[Dataset items]
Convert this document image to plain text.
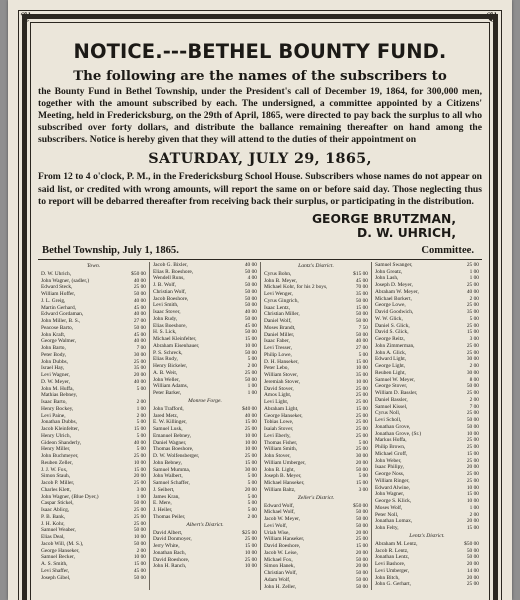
❦	❦
NOTICE.---BETHEL BOUNTY FUND.
The following are the names of the subscribers to

the Bounty Fund in Bethel Township, under the President's call of December 19, 1864, for 300,000 men, together with the amount subscribed by each. The undersigned, a committee appointed by a Citizens' Meeting, held in Fredericksburg, on the 29th of April, 1865, were directed to pay back the surplus to all who subscribed over forty dollars, and distribute the ballance remaining thereafter on hand among the subscribers. Notice is hereby given that they will attend to the duties of their appointment on

SATURDAY, JULY 29, 1865,

From 12 to 4 o'clock, P. M., in the Fredericksburg School House. Subscribers whose names do not appear on said list, or credited with wrong amounts, will report the same on or before said day. Those neglecting thus to report will be debarred thereafter from receiving back their surplus, or participating in the distribution.

GEORGE BRUTZMAN,
D. W. UHRICH,
Bethel Township, July 1, 1865.	Committee.
Town.
D. W. Uhrich,	$50 00
John Wagner, (sadler,)	40 00
Edward Steck,	25 00
William Hoffer,	50 00
J. L. Greig,	40 00
Martin Gerhard,	45 00
Edward Gordaman,	40 00
John Miller, B. S.,	27 00
Peacose Barto,	50 00
John Kraft,	45 00
George Walmer,	40 00
John Barto,	7 00
Peter Body,	30 00
John Dubbs,	25 00
Israel Hay,	35 00
Levi Wagner,	20 00
D. W. Meyer,	40 00
John M. Huffa,	5 00
Mathias Bebney,
Isaac Barto,	2 00
Henry Bockey,	1 00
Levi Paine,	2 00
Jonathan Dubbs,	5 00
Jacob Kleinfelter,	15 00
Henry Ulrich,	5 00
Gideon Shanderly,	40 00
Henry Miller,	5 00
John Buchmeyer,	25 00
Reuben Zeller,	10 00
J. J. W. Fox,	15 00
Simon Stauh,	20 00
Jacob P. Miller,	25 00
Charles Klett,	3 00
John Wagner, (Blue Dyer,)	1 00
Caspar Stickel,	50 00
Isaac Ablicg,	25 00
P. B. Bank,	25 00
J. H. Kohr,	25 00
Samuel Weaber,	50 00
Elias Deal,	10 00
Jacob Will, (M. S.),	50 00
George Hanseker,	2 00
Samuel Becker,	10 00
A. S. Smith,	15 00
Levi Shaffer,	45 00
Joseph Gibel,	50 00
Jacob G. Bixler,	40 00
Elias R. Boeshore,	50 00
Wendell Runs,	4 00
J. B. Wolf,	50 00
Christian Wolf,	50 00
Jacob Boeshore,	50 00
Levi Smith,	50 00
Isaac Stover,	40 00
John Rudy,	50 00
Elias Boeshore,	45 00
H. S. Lick,	50 00
Michael Kleinfelter,	15 00
Abraham Eisenhauer,	10 00
P. S. Schreck,	50 00
Elias Rudy,	5 00
Henry Bickeler,	2 00
A. B. Weit,	25 00
John Weller,	50 00
William Adams,	1 00
Peter Barker,	1 00
Monroe Forge.
John Trafford,	$40 00
Jared Metz,	40 00
E. W. Killinger,	15 00
Samuel Lusk,	25 00
Emanuel Bebney,	10 00
Daniel Wagner,	10 00
Thomas Boeshore,	10 00
D. W. Wolfensberger,	25 00
John Bebney,	15 00
Samuel Mumma,	30 00
John Walbert,	5 00
Samuel Schaffer,	5 00
J. Seibert,	20 00
James Kran,	5 00
E. Mere,	5 00
J. Heiler,	5 00
Thomas Peiler,	2 00
Albert's District.
David Albert,	$25 00
David Donmoyer,	25 00
Jerry White,	15 00
Jonathan Bach,	10 00
David Boeshore,	25 00
John H. Ranch,	10 00
Lantz's District.
Cyrus Bohn,	$15 00
John B. Meyer,	45 00
Michael Kohr, for his 2 boys,	70 00
Levi Wenger,	35 00
Cyrus Gingrich,	50 00
Isaac Lentz,	15 00
Christian Miller,	50 00
Daniel Wolf,	50 00
Moses Brandt,	7 50
Daniel Miller,	50 00
Isaac Faber,	40 00
Levi Tresser,	27 00
Philip Lowe,	5 00
D. H. Hanseker,	15 00
Peter Lebo,	10 00
William Stover,	35 00
Jeremiah Stover,	10 00
David Stover,	25 00
Amos Light,	25 00
Levi Light,	25 00
Abraham Light,	15 00
George Hanseker,	25 00
Tobias Lowe,	25 00
Isaiah Stover,	25 00
Levi Eberly,	25 00
Thomas Fisher,	5 00
William Smith,	25 00
John Stover,	30 00
William Umberger,	20 00
John B. Light,	50 00
Joseph B. Meyer,	5 00
Michael Hanseker,	15 00
William Baltz,	3 00
Zeller's District.
Edward Wolf,	$50 00
Michael Wolf,	50 00
Jacob W. Meyer,	50 00
Levi Wolf,	50 00
Uriah Wise,	20 00
William Hanseker,	25 00
David Boeshore,	15 00
Jacob W. Leise,	20 00
Michael Fox,	50 00
Simon Hanek,	20 00
Christian Wolf,	50 00
Adam Wolf,	50 00
John H. Zeller,	50 00
Samuel Swanger,	25 00
John Greatz,	1 00
John Lash,	1 00
Joseph D. Meyer,	25 00
Abraham W. Meyer,	40 00
Michael Borkert,	2 00
George Lowe,	25 00
David Goodwich,	35 00
W. W. Glick,	5 00
Daniel S. Glick,	25 00
David S. Glick,	15 00
George Reitz,	3 00
John Zimmerman,	25 00
John A. Glick,	25 00
Edward Light,	30 00
George Light,	2 00
Reuben Light,	30 00
Samuel W. Meyer,	8 00
George Stover,	50 00
William D. Bassler,	25 00
Daniel Bassler,	2 00
Samuel Kissel,	7 00
Cyrus Noll,	25 00
Levi Scholl,	50 00
Jonathan Grove,	50 00
Jonathan Grove, (Sr.)	10 00
Markus Hoffa,	25 00
Philip Brown,	25 00
Michael Groff,	15 00
John Weber,	25 00
Isaac Philipy,	20 00
George Noss,	25 00
William Ringer,	25 00
Edward Alwine,	10 00
John Wagner,	15 00
George S. Klick,	10 00
Moses Wolf,	1 00
Peter Noll,	2 00
Jonathan Lomax,	20 00
John Felty,	15 00
Lentz's District.
Abraham M. Lentz,	$50 00
Jacob R. Lentz,	50 00
Jonathan Lentz,	50 00
Levi Bashore,	20 00
Levi Umberger,	14 00
John Bitch,	20 00
John G. Gerhart,	25 00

[WHAT YOU HAVE TO DO] Return every line containing "Umberger".

[RESPONSE]
William Umberger,	20 00
Levi Umberger,	14 00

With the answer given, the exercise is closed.